■ Exercise ■
Repeat, line for line, the entries printed below.

+++ Data excerpts

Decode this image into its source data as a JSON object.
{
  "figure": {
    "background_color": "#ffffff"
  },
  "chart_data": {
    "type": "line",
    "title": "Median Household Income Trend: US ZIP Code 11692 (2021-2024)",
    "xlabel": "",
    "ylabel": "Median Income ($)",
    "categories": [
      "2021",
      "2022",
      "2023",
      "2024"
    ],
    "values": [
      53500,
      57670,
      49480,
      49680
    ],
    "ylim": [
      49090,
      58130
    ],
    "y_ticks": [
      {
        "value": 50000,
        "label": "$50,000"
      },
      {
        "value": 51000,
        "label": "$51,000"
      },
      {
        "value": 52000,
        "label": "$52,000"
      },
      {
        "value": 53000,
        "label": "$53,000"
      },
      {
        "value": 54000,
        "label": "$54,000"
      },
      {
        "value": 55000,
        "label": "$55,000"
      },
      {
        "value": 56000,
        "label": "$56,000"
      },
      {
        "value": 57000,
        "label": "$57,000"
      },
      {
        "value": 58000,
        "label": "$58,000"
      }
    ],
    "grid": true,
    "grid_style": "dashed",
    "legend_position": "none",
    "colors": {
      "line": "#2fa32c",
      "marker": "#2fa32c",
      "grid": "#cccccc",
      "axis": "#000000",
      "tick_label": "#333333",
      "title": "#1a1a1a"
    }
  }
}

++++++

■ Exercise result ■
Decode this image into its source data as a JSON object.
{
  "figure": {
    "background_color": "#ffffff"
  },
  "chart_data": {
    "type": "line",
    "title": "Median Household Income Trend: US ZIP Code 11692 (2021-2024)",
    "xlabel": "",
    "ylabel": "Median Income ($)",
    "categories": [
      "2021",
      "2022",
      "2023",
      "2024"
    ],
    "values": [
      53500,
      57670,
      49480,
      49680
    ],
    "ylim": [
      49090,
      58130
    ],
    "y_ticks": [
      {
        "value": 50000,
        "label": "$50,000"
      },
      {
        "value": 51000,
        "label": "$51,000"
      },
      {
        "value": 52000,
        "label": "$52,000"
      },
      {
        "value": 53000,
        "label": "$53,000"
      },
      {
        "value": 54000,
        "label": "$54,000"
      },
      {
        "value": 55000,
        "label": "$55,000"
      },
      {
        "value": 56000,
        "label": "$56,000"
      },
      {
        "value": 57000,
        "label": "$57,000"
      },
      {
        "value": 58000,
        "label": "$58,000"
      }
    ],
    "grid": true,
    "grid_style": "dashed",
    "legend_position": "none",
    "colors": {
      "line": "#2fa32c",
      "marker": "#2fa32c",
      "grid": "#cccccc",
      "axis": "#000000",
      "tick_label": "#333333",
      "title": "#1a1a1a"
    }
  }
}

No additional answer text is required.